** Start of Material **

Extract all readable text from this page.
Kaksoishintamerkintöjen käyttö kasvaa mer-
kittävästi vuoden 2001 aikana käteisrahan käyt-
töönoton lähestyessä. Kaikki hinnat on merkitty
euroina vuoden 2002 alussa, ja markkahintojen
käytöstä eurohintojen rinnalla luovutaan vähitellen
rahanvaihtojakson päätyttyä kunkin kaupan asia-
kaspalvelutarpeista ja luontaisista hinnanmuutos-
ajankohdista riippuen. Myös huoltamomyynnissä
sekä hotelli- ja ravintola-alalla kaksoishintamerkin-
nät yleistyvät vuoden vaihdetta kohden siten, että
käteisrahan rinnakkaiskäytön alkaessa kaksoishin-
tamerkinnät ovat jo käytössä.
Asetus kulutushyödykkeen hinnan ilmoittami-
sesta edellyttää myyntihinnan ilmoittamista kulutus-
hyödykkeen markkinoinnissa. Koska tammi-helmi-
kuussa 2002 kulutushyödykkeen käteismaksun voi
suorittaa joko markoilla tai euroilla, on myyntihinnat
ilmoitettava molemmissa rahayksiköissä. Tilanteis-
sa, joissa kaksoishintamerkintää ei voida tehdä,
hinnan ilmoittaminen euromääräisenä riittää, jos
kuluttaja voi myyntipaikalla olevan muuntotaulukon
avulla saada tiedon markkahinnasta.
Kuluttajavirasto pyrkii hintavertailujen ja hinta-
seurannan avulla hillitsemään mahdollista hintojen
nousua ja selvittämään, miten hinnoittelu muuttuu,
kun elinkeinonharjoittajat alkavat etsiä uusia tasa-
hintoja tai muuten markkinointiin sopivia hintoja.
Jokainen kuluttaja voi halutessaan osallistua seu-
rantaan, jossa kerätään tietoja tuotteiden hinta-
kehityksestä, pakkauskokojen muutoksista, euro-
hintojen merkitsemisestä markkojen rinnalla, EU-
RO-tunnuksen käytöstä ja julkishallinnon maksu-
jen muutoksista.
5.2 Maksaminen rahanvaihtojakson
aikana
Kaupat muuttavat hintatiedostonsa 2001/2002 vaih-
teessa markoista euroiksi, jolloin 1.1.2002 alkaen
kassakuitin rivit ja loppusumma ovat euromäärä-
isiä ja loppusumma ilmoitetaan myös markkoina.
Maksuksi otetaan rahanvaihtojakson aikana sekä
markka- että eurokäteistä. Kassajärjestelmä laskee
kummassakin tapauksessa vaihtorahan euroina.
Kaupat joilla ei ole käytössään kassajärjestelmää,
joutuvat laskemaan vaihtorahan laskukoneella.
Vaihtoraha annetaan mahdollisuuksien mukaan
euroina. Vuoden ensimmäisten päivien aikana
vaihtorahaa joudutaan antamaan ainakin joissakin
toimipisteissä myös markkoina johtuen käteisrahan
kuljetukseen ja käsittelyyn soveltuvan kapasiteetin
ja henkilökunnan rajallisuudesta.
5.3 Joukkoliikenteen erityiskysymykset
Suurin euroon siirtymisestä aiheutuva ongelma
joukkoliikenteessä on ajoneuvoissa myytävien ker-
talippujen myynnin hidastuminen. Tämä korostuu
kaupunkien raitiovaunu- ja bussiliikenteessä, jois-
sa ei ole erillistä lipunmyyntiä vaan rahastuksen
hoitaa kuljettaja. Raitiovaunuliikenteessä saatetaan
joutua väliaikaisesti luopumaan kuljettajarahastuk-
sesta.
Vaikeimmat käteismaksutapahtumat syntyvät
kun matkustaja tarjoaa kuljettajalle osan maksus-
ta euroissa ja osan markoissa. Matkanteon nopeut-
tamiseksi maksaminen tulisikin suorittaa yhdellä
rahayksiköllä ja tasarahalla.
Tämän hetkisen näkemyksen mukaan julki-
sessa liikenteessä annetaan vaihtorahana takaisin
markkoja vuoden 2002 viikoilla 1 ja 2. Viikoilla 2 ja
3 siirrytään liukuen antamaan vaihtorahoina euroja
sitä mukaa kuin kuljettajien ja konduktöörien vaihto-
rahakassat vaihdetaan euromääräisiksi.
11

** End of Material **

= To be done =
Extract each line holding the word "suorittaa" from the records.

= Answer to this task =
suorittaa joko markoilla tai euroilla, on myyntihinnat
tamiseksi maksaminen tulisikin suorittaa yhdellä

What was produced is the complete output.